*What is required:* Repeat the listing in full, preserving every character.

*Records supplied:*
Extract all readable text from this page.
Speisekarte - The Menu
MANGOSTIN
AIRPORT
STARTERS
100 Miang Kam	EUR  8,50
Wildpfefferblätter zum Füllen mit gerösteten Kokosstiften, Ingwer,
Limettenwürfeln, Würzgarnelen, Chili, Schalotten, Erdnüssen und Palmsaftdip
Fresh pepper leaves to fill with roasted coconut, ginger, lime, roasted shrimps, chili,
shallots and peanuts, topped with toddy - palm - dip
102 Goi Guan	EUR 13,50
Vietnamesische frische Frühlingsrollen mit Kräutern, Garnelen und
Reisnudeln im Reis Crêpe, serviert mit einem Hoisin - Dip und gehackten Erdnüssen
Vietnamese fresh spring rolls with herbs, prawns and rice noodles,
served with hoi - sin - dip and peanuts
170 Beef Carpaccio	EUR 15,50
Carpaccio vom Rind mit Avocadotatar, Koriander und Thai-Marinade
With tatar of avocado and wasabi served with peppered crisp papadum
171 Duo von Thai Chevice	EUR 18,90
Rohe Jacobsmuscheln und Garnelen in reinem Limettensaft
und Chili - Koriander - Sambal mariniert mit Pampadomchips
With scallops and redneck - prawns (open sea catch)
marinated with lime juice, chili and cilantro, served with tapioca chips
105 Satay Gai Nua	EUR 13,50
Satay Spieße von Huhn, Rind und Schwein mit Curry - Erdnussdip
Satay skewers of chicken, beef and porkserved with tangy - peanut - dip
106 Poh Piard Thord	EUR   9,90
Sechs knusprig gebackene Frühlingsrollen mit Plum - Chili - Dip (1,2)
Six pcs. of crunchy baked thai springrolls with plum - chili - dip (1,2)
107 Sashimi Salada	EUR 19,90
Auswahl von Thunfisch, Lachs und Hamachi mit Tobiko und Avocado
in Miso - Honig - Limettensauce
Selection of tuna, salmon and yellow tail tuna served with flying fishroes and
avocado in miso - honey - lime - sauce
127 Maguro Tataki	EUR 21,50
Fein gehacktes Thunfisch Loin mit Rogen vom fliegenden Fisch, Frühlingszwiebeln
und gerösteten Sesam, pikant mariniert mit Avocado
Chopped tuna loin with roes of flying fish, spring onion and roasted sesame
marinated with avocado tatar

*Finished answer:*
Extract all readable text from this page.
Speisekarte - The Menu
MANGOSTIN
AIRPORT
STARTERS
100 Miang Kam	EUR  8,50
Wildpfefferblätter zum Füllen mit gerösteten Kokosstiften, Ingwer,
Limettenwürfeln, Würzgarnelen, Chili, Schalotten, Erdnüssen und Palmsaftdip
Fresh pepper leaves to fill with roasted coconut, ginger, lime, roasted shrimps, chili,
shallots and peanuts, topped with toddy - palm - dip
102 Goi Guan	EUR 13,50
Vietnamesische frische Frühlingsrollen mit Kräutern, Garnelen und
Reisnudeln im Reis Crêpe, serviert mit einem Hoisin - Dip und gehackten Erdnüssen
Vietnamese fresh spring rolls with herbs, prawns and rice noodles,
served with hoi - sin - dip and peanuts
170 Beef Carpaccio	EUR 15,50
Carpaccio vom Rind mit Avocadotatar, Koriander und Thai-Marinade
With tatar of avocado and wasabi served with peppered crisp papadum
171 Duo von Thai Chevice	EUR 18,90
Rohe Jacobsmuscheln und Garnelen in reinem Limettensaft
und Chili - Koriander - Sambal mariniert mit Pampadomchips
With scallops and redneck - prawns (open sea catch)
marinated with lime juice, chili and cilantro, served with tapioca chips
105 Satay Gai Nua	EUR 13,50
Satay Spieße von Huhn, Rind und Schwein mit Curry - Erdnussdip
Satay skewers of chicken, beef and porkserved with tangy - peanut - dip
106 Poh Piard Thord	EUR   9,90
Sechs knusprig gebackene Frühlingsrollen mit Plum - Chili - Dip (1,2)
Six pcs. of crunchy baked thai springrolls with plum - chili - dip (1,2)
107 Sashimi Salada	EUR 19,90
Auswahl von Thunfisch, Lachs und Hamachi mit Tobiko und Avocado
in Miso - Honig - Limettensauce
Selection of tuna, salmon and yellow tail tuna served with flying fishroes and
avocado in miso - honey - lime - sauce
127 Maguro Tataki	EUR 21,50
Fein gehacktes Thunfisch Loin mit Rogen vom fliegenden Fisch, Frühlingszwiebeln
und gerösteten Sesam, pikant mariniert mit Avocado
Chopped tuna loin with roes of flying fish, spring onion and roasted sesame
marinated with avocado tatar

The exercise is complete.